## What this task involves
Every line of the material below must be repeated exactly.

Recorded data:
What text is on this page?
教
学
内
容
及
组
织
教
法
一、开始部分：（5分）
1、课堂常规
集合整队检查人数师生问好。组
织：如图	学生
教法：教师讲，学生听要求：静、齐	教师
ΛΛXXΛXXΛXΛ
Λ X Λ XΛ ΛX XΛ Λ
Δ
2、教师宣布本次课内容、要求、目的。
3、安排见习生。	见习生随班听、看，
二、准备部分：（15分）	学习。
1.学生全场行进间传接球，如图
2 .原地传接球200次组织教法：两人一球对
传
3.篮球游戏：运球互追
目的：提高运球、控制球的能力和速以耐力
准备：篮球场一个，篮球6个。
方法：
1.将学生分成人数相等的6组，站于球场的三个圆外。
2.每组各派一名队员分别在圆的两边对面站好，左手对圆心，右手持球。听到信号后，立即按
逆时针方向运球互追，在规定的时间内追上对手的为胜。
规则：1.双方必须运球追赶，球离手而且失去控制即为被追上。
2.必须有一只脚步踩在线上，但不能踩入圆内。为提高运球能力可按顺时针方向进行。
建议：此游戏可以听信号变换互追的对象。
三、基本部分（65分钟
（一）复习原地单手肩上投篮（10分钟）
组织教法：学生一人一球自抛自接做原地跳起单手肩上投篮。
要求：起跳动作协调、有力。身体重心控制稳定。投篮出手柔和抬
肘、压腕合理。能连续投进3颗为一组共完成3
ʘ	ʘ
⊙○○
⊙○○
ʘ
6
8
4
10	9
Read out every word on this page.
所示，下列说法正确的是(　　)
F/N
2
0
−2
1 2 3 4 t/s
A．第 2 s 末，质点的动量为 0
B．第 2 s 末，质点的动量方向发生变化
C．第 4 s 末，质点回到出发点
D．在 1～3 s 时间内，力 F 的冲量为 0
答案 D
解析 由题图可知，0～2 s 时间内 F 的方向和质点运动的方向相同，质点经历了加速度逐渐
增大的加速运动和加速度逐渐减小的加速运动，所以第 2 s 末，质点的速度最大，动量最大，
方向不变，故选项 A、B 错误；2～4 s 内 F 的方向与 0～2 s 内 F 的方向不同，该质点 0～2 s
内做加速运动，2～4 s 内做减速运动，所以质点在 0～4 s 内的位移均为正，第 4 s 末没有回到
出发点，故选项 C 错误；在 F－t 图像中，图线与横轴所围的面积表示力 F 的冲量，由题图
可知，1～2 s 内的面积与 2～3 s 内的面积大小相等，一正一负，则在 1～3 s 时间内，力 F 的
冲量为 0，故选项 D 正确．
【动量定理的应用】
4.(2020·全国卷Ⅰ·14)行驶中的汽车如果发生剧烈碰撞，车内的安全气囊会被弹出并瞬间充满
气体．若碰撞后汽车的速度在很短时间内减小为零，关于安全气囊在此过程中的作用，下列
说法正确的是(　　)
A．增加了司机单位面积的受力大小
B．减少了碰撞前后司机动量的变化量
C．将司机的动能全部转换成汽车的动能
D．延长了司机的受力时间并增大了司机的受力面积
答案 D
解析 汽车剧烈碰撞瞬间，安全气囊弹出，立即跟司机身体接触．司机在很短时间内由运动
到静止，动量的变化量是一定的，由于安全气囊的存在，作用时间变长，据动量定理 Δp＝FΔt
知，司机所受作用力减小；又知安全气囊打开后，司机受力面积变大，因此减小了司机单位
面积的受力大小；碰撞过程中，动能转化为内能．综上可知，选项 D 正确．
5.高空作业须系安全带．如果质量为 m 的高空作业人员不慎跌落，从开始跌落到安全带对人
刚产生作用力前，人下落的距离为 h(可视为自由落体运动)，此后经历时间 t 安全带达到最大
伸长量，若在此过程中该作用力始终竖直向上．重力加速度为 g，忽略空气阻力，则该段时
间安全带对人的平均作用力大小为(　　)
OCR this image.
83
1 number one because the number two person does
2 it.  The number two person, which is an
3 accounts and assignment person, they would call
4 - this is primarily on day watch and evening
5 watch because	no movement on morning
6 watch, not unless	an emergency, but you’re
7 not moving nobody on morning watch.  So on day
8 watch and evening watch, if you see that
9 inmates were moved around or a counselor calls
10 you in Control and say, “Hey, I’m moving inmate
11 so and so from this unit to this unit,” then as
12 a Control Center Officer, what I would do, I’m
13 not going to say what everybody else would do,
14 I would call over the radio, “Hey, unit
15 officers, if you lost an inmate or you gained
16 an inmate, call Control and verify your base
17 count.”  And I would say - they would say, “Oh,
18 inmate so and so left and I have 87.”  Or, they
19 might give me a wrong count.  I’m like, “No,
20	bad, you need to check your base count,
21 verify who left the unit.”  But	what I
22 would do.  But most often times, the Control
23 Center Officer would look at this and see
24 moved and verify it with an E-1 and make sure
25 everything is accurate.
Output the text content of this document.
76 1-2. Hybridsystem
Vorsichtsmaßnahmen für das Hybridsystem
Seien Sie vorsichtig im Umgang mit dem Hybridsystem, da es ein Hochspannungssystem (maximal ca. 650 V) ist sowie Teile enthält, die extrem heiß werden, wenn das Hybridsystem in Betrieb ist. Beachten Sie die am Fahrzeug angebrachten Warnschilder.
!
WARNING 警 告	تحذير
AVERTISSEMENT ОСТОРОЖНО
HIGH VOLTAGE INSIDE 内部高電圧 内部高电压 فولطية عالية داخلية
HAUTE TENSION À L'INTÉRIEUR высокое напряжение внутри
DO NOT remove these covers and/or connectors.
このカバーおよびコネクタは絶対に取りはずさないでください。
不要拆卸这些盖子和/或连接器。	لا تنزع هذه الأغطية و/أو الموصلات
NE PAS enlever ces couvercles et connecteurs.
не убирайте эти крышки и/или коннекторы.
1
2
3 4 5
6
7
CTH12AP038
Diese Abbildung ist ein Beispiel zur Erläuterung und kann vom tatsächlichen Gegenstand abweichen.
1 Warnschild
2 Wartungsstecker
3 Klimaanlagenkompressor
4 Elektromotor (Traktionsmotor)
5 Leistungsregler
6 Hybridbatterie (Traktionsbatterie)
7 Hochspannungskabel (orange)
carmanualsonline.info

## Exercise answer
What text is on this page?
教
学
内
容
及
组
织
教
法
一、开始部分：（5分）
1、课堂常规
集合整队检查人数师生问好。组
织：如图	学生
教法：教师讲，学生听要求：静、齐	教师
ΛΛXXΛXXΛXΛ
Λ X Λ XΛ ΛX XΛ Λ
Δ
2、教师宣布本次课内容、要求、目的。
3、安排见习生。	见习生随班听、看，
二、准备部分：（15分）	学习。
1.学生全场行进间传接球，如图
2 .原地传接球200次组织教法：两人一球对
传
3.篮球游戏：运球互追
目的：提高运球、控制球的能力和速以耐力
准备：篮球场一个，篮球6个。
方法：
1.将学生分成人数相等的6组，站于球场的三个圆外。
2.每组各派一名队员分别在圆的两边对面站好，左手对圆心，右手持球。听到信号后，立即按
逆时针方向运球互追，在规定的时间内追上对手的为胜。
规则：1.双方必须运球追赶，球离手而且失去控制即为被追上。
2.必须有一只脚步踩在线上，但不能踩入圆内。为提高运球能力可按顺时针方向进行。
建议：此游戏可以听信号变换互追的对象。
三、基本部分（65分钟
（一）复习原地单手肩上投篮（10分钟）
组织教法：学生一人一球自抛自接做原地跳起单手肩上投篮。
要求：起跳动作协调、有力。身体重心控制稳定。投篮出手柔和抬
肘、压腕合理。能连续投进3颗为一组共完成3
ʘ	ʘ
⊙○○
⊙○○
ʘ
6
8
4
10	9
Read out every word on this page.
所示，下列说法正确的是(　　)
F/N
2
0
−2
1 2 3 4 t/s
A．第 2 s 末，质点的动量为 0
B．第 2 s 末，质点的动量方向发生变化
C．第 4 s 末，质点回到出发点
D．在 1～3 s 时间内，力 F 的冲量为 0
答案 D
解析 由题图可知，0～2 s 时间内 F 的方向和质点运动的方向相同，质点经历了加速度逐渐
增大的加速运动和加速度逐渐减小的加速运动，所以第 2 s 末，质点的速度最大，动量最大，
方向不变，故选项 A、B 错误；2～4 s 内 F 的方向与 0～2 s 内 F 的方向不同，该质点 0～2 s
内做加速运动，2～4 s 内做减速运动，所以质点在 0～4 s 内的位移均为正，第 4 s 末没有回到
出发点，故选项 C 错误；在 F－t 图像中，图线与横轴所围的面积表示力 F 的冲量，由题图
可知，1～2 s 内的面积与 2～3 s 内的面积大小相等，一正一负，则在 1～3 s 时间内，力 F 的
冲量为 0，故选项 D 正确．
【动量定理的应用】
4.(2020·全国卷Ⅰ·14)行驶中的汽车如果发生剧烈碰撞，车内的安全气囊会被弹出并瞬间充满
气体．若碰撞后汽车的速度在很短时间内减小为零，关于安全气囊在此过程中的作用，下列
说法正确的是(　　)
A．增加了司机单位面积的受力大小
B．减少了碰撞前后司机动量的变化量
C．将司机的动能全部转换成汽车的动能
D．延长了司机的受力时间并增大了司机的受力面积
答案 D
解析 汽车剧烈碰撞瞬间，安全气囊弹出，立即跟司机身体接触．司机在很短时间内由运动
到静止，动量的变化量是一定的，由于安全气囊的存在，作用时间变长，据动量定理 Δp＝FΔt
知，司机所受作用力减小；又知安全气囊打开后，司机受力面积变大，因此减小了司机单位
面积的受力大小；碰撞过程中，动能转化为内能．综上可知，选项 D 正确．
5.高空作业须系安全带．如果质量为 m 的高空作业人员不慎跌落，从开始跌落到安全带对人
刚产生作用力前，人下落的距离为 h(可视为自由落体运动)，此后经历时间 t 安全带达到最大
伸长量，若在此过程中该作用力始终竖直向上．重力加速度为 g，忽略空气阻力，则该段时
间安全带对人的平均作用力大小为(　　)
OCR this image.
83
1 number one because the number two person does
2 it.  The number two person, which is an
3 accounts and assignment person, they would call
4 - this is primarily on day watch and evening
5 watch because	no movement on morning
6 watch, not unless	an emergency, but you’re
7 not moving nobody on morning watch.  So on day
8 watch and evening watch, if you see that
9 inmates were moved around or a counselor calls
10 you in Control and say, “Hey, I’m moving inmate
11 so and so from this unit to this unit,” then as
12 a Control Center Officer, what I would do, I’m
13 not going to say what everybody else would do,
14 I would call over the radio, “Hey, unit
15 officers, if you lost an inmate or you gained
16 an inmate, call Control and verify your base
17 count.”  And I would say - they would say, “Oh,
18 inmate so and so left and I have 87.”  Or, they
19 might give me a wrong count.  I’m like, “No,
20	bad, you need to check your base count,
21 verify who left the unit.”  But	what I
22 would do.  But most often times, the Control
23 Center Officer would look at this and see
24 moved and verify it with an E-1 and make sure
25 everything is accurate.
Output the text content of this document.
76 1-2. Hybridsystem
Vorsichtsmaßnahmen für das Hybridsystem
Seien Sie vorsichtig im Umgang mit dem Hybridsystem, da es ein Hochspannungssystem (maximal ca. 650 V) ist sowie Teile enthält, die extrem heiß werden, wenn das Hybridsystem in Betrieb ist. Beachten Sie die am Fahrzeug angebrachten Warnschilder.
!
WARNING 警 告	تحذير
AVERTISSEMENT ОСТОРОЖНО
HIGH VOLTAGE INSIDE 内部高電圧 内部高电压 فولطية عالية داخلية
HAUTE TENSION À L'INTÉRIEUR высокое напряжение внутри
DO NOT remove these covers and/or connectors.
このカバーおよびコネクタは絶対に取りはずさないでください。
不要拆卸这些盖子和/或连接器。	لا تنزع هذه الأغطية و/أو الموصلات
NE PAS enlever ces couvercles et connecteurs.
не убирайте эти крышки и/или коннекторы.
1
2
3 4 5
6
7
CTH12AP038
Diese Abbildung ist ein Beispiel zur Erläuterung und kann vom tatsächlichen Gegenstand abweichen.
1 Warnschild
2 Wartungsstecker
3 Klimaanlagenkompressor
4 Elektromotor (Traktionsmotor)
5 Leistungsregler
6 Hybridbatterie (Traktionsbatterie)
7 Hochspannungskabel (orange)
carmanualsonline.info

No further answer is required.